» **AIM OF THE EXERCISE**:
Transcribe the records that follow, preserving every word.

* Start GIVEN RECORDS *

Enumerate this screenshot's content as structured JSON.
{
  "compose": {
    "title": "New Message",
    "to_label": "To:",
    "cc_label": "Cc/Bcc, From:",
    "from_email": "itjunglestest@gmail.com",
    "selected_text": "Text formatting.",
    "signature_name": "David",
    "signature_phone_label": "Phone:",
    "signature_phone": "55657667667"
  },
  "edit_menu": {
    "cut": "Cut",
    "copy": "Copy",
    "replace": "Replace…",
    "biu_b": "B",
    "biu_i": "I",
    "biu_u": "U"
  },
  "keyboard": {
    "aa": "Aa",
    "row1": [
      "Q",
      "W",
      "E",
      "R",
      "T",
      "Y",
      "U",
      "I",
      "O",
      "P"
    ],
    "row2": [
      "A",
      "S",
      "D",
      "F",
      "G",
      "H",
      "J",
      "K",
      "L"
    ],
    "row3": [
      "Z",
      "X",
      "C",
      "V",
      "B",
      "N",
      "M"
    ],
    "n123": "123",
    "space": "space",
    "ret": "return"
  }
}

* End GIVEN RECORDS *

» **REPLY**:
Enumerate this screenshot's content as structured JSON.
{
  "compose": {
    "title": "New Message",
    "to_label": "To:",
    "cc_label": "Cc/Bcc, From:",
    "from_email": "itjunglestest@gmail.com",
    "selected_text": "Text formatting.",
    "signature_name": "David",
    "signature_phone_label": "Phone:",
    "signature_phone": "55657667667"
  },
  "edit_menu": {
    "cut": "Cut",
    "copy": "Copy",
    "replace": "Replace…",
    "biu_b": "B",
    "biu_i": "I",
    "biu_u": "U"
  },
  "keyboard": {
    "aa": "Aa",
    "row1": [
      "Q",
      "W",
      "E",
      "R",
      "T",
      "Y",
      "U",
      "I",
      "O",
      "P"
    ],
    "row2": [
      "A",
      "S",
      "D",
      "F",
      "G",
      "H",
      "J",
      "K",
      "L"
    ],
    "row3": [
      "Z",
      "X",
      "C",
      "V",
      "B",
      "N",
      "M"
    ],
    "n123": "123",
    "space": "space",
    "ret": "return"
  }
}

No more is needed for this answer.